• _What this task involves_:
Reproduce the full listing that appears beneath this instruction exactly.

• _Recorded data_:
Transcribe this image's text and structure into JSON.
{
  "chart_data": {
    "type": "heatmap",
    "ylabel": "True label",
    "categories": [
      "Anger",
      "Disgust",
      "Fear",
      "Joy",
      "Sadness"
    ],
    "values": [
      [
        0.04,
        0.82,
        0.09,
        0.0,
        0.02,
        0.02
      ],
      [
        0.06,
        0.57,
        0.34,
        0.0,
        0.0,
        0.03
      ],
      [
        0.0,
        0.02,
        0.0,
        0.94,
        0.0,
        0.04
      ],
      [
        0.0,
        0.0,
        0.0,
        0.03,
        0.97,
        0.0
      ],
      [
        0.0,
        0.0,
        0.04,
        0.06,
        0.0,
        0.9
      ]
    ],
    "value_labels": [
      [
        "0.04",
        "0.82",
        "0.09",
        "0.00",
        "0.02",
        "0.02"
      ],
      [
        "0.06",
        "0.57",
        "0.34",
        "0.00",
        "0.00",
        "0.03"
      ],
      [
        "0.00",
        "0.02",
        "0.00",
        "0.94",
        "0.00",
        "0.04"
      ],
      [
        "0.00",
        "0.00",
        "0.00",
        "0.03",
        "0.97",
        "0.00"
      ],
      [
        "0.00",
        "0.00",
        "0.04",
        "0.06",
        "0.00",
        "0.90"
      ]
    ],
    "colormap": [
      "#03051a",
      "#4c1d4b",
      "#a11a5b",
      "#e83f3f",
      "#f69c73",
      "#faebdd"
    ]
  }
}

• _The solution_:
Transcribe this image's text and structure into JSON.
{
  "chart_data": {
    "type": "heatmap",
    "ylabel": "True label",
    "categories": [
      "Anger",
      "Disgust",
      "Fear",
      "Joy",
      "Sadness"
    ],
    "values": [
      [
        0.04,
        0.82,
        0.09,
        0.0,
        0.02,
        0.02
      ],
      [
        0.06,
        0.57,
        0.34,
        0.0,
        0.0,
        0.03
      ],
      [
        0.0,
        0.02,
        0.0,
        0.94,
        0.0,
        0.04
      ],
      [
        0.0,
        0.0,
        0.0,
        0.03,
        0.97,
        0.0
      ],
      [
        0.0,
        0.0,
        0.04,
        0.06,
        0.0,
        0.9
      ]
    ],
    "value_labels": [
      [
        "0.04",
        "0.82",
        "0.09",
        "0.00",
        "0.02",
        "0.02"
      ],
      [
        "0.06",
        "0.57",
        "0.34",
        "0.00",
        "0.00",
        "0.03"
      ],
      [
        "0.00",
        "0.02",
        "0.00",
        "0.94",
        "0.00",
        "0.04"
      ],
      [
        "0.00",
        "0.00",
        "0.00",
        "0.03",
        "0.97",
        "0.00"
      ],
      [
        "0.00",
        "0.00",
        "0.04",
        "0.06",
        "0.00",
        "0.90"
      ]
    ],
    "colormap": [
      "#03051a",
      "#4c1d4b",
      "#a11a5b",
      "#e83f3f",
      "#f69c73",
      "#faebdd"
    ]
  }
}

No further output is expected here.